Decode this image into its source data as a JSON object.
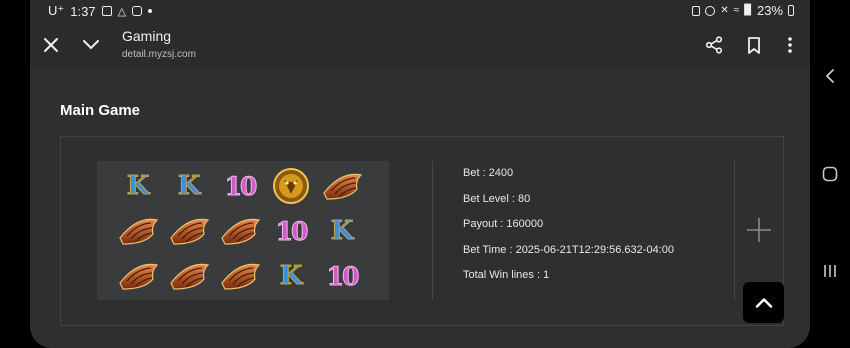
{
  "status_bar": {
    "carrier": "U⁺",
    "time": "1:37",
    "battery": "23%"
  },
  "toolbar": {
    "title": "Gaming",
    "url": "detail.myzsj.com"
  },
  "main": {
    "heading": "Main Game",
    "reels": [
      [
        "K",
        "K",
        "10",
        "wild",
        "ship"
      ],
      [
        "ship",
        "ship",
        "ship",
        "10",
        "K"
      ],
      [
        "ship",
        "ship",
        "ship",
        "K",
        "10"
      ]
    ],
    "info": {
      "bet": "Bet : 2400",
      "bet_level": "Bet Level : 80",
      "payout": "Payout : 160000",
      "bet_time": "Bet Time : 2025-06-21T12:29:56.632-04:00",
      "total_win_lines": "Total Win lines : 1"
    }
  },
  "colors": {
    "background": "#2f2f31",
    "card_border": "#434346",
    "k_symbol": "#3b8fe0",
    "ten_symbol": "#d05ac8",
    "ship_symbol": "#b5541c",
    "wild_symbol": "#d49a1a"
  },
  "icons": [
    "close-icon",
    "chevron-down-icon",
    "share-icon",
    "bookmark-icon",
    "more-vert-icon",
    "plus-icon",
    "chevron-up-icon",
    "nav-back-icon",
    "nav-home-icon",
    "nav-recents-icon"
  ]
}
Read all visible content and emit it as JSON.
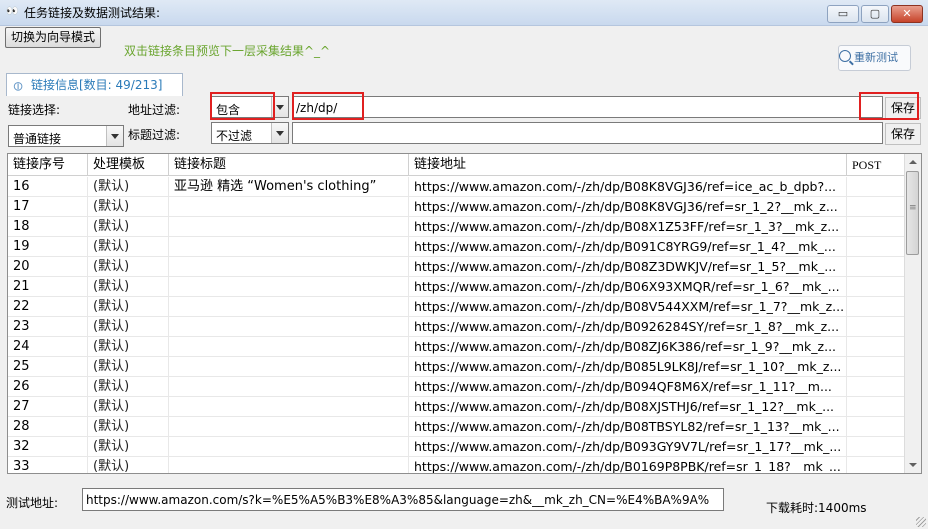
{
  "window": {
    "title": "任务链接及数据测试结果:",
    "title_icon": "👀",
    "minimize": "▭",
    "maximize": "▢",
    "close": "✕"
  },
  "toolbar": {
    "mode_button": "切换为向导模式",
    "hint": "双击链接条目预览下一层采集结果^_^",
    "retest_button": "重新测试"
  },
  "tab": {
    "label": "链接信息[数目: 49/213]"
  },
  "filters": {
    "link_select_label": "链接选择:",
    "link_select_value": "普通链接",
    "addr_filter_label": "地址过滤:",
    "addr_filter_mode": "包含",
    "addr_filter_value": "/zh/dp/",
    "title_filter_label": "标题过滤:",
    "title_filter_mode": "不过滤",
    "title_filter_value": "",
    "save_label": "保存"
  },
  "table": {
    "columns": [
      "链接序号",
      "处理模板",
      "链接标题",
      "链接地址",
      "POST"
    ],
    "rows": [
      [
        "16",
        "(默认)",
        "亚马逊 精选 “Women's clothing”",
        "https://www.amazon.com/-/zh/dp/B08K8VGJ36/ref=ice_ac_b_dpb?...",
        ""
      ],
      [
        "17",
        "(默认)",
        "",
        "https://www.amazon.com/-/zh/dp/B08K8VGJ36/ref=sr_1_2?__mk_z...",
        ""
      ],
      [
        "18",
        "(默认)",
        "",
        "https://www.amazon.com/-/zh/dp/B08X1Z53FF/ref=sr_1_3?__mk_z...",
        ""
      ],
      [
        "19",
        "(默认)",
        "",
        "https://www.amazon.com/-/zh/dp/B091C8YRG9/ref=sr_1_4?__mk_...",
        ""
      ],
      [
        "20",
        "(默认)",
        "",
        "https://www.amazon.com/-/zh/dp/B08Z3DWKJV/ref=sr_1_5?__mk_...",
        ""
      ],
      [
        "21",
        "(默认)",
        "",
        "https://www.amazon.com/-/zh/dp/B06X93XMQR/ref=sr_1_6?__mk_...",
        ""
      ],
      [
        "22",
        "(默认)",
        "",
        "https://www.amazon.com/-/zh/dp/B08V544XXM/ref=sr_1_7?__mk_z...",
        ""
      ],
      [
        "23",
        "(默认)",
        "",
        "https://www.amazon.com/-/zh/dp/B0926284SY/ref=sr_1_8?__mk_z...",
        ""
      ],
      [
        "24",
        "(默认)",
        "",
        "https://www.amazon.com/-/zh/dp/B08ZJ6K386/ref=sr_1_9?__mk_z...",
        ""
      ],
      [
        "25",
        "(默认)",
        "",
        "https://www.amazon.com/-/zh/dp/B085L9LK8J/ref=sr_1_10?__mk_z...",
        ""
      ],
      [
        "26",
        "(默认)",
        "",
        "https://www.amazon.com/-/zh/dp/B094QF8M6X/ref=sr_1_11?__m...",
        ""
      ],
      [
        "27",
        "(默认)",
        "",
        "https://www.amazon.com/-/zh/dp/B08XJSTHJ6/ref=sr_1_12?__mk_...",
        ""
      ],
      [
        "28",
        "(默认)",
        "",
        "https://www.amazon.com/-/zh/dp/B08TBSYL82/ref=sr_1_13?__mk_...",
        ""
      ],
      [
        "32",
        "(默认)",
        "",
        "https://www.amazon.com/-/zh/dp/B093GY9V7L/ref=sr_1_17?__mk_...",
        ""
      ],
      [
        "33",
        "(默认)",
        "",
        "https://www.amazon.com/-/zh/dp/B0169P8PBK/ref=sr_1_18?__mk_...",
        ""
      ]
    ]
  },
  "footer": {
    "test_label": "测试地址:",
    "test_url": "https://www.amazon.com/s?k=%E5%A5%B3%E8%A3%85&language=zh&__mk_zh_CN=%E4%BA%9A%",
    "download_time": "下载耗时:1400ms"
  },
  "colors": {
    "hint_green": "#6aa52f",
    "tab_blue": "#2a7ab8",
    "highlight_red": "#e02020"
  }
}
********************
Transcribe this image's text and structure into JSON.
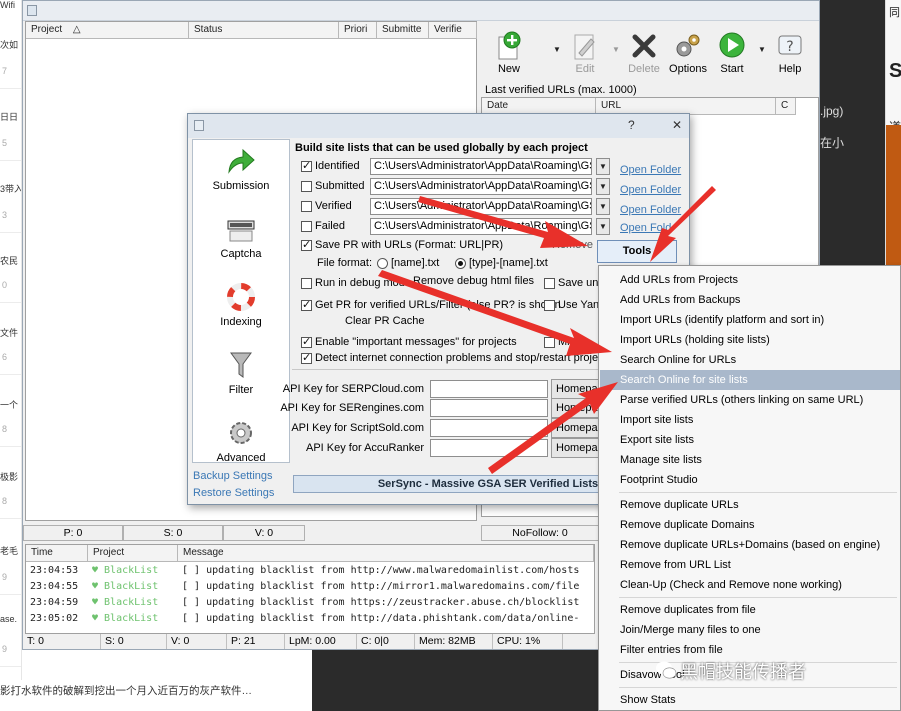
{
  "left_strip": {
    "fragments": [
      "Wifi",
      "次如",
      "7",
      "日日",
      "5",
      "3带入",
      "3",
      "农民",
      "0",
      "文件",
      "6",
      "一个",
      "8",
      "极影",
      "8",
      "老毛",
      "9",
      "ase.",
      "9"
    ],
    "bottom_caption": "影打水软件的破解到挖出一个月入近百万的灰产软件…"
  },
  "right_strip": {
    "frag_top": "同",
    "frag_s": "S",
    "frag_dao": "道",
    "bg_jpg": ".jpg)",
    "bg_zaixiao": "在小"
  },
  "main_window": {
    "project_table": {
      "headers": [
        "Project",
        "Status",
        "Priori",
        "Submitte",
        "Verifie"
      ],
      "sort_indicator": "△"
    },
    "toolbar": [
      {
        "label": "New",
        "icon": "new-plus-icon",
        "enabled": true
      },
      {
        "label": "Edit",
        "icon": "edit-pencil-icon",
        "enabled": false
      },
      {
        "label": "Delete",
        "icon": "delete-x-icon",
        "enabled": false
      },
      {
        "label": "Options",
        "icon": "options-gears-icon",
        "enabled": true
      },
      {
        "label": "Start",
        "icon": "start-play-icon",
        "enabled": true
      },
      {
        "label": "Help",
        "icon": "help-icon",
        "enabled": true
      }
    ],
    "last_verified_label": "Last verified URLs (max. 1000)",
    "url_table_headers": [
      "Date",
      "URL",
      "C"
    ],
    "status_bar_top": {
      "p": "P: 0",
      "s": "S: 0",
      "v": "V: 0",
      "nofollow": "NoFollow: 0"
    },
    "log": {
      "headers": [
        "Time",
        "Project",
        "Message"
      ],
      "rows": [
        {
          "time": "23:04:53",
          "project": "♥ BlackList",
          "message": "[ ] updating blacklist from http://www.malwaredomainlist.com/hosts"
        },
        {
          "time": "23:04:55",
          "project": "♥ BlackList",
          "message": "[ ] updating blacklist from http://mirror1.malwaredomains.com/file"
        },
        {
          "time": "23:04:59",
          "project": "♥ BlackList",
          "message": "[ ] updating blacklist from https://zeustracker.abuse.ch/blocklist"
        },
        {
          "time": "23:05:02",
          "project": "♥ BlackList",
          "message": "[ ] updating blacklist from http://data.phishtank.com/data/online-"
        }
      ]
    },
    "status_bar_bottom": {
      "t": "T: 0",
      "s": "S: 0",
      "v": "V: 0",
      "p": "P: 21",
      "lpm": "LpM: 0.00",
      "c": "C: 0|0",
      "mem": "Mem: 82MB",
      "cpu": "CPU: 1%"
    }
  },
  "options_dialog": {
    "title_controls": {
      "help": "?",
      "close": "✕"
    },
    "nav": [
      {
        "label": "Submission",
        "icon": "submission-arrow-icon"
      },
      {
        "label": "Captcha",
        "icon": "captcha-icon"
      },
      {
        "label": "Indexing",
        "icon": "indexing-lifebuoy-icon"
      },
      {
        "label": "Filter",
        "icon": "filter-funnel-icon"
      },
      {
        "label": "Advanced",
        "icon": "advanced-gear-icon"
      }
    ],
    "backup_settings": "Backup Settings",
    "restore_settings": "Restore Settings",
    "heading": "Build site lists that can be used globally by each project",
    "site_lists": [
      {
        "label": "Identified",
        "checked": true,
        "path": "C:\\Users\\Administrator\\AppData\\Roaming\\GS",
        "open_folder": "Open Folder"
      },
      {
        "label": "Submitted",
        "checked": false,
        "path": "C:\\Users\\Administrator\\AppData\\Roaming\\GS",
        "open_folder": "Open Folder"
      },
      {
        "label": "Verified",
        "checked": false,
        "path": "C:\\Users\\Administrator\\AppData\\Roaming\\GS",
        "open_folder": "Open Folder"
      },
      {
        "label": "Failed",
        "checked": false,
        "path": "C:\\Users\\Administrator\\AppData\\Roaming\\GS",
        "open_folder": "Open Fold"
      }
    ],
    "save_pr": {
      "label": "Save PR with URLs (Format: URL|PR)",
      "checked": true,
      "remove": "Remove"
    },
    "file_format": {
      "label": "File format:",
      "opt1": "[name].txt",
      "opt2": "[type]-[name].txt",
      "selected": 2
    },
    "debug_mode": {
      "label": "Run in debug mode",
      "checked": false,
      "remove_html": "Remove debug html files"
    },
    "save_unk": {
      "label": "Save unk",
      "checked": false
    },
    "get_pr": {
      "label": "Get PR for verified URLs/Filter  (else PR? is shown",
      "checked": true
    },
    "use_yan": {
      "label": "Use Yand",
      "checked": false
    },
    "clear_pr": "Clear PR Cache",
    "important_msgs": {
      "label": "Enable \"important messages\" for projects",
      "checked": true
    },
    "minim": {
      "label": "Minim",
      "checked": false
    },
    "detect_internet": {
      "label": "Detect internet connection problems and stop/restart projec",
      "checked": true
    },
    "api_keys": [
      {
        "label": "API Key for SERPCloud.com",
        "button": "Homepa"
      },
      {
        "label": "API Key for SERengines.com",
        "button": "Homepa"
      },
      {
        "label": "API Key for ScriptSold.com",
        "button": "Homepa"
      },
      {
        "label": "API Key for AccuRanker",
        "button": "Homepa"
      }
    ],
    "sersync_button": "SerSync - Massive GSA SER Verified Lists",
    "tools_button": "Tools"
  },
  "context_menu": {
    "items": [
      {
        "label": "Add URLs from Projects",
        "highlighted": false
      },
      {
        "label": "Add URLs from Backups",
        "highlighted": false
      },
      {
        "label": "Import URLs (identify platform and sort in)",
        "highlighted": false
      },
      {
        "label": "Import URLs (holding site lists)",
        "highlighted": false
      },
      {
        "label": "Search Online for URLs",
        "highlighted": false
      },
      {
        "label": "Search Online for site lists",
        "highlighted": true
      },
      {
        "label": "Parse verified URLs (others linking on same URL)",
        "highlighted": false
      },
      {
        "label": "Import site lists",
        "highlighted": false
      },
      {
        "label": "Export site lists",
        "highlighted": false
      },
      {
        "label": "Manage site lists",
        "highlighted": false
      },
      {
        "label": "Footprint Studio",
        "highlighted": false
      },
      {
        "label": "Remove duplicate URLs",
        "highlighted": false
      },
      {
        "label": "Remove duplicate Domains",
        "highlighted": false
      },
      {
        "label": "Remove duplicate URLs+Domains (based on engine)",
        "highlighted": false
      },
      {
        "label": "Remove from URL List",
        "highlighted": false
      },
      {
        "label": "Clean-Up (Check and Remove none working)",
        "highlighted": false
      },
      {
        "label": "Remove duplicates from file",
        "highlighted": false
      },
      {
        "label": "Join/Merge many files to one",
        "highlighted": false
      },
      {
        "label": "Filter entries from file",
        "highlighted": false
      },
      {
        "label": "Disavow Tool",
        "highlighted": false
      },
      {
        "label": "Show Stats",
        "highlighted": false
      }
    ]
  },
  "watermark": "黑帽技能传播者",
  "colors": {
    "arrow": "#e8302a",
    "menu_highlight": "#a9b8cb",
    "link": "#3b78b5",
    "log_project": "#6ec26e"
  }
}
********************
• [Instructions to follow] Look through the data above. Find each line with the string "this" and copy it.

• [Completed exercise]
Decode this image into its source data as a JSON object.
Transcribe this image's text and structure into JSON.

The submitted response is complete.